(Stored records)
--- start ---
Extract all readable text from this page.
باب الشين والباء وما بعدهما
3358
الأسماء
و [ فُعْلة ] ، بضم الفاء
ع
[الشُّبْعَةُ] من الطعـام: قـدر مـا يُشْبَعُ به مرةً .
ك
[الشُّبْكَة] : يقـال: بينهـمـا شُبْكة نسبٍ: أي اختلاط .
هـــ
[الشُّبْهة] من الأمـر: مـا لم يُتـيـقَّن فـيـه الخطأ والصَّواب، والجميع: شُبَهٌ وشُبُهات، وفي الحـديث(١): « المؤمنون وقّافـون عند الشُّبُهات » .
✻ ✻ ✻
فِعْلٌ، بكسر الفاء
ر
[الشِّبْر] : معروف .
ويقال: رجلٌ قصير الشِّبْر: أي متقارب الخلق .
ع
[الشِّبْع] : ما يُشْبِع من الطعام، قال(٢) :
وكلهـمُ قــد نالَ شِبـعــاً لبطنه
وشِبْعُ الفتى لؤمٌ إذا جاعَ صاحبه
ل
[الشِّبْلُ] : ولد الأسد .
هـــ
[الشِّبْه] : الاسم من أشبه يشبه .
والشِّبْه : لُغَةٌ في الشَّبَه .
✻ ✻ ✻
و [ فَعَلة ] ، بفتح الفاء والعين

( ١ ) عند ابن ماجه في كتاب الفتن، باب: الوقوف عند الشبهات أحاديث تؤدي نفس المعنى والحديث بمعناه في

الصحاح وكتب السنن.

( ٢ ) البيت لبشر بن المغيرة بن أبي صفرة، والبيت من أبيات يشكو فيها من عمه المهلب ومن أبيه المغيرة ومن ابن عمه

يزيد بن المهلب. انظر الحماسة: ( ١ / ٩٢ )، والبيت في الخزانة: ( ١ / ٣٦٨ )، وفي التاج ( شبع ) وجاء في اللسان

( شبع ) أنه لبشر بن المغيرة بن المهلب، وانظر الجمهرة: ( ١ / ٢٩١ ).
--- end ---
Exercise goal
Pull every line containing the word "المهلب" out of the material.

Result for this exercise
( ٢ ) البيت لبشر بن المغيرة بن أبي صفرة، والبيت من أبيات يشكو فيها من عمه المهلب ومن أبيه المغيرة ومن ابن عمه
يزيد بن المهلب. انظر الحماسة: ( ١ / ٩٢ )، والبيت في الخزانة: ( ١ / ٣٦٨ )، وفي التاج ( شبع ) وجاء في اللسان
( شبع ) أنه لبشر بن المغيرة بن المهلب، وانظر الجمهرة: ( ١ / ٢٩١ ).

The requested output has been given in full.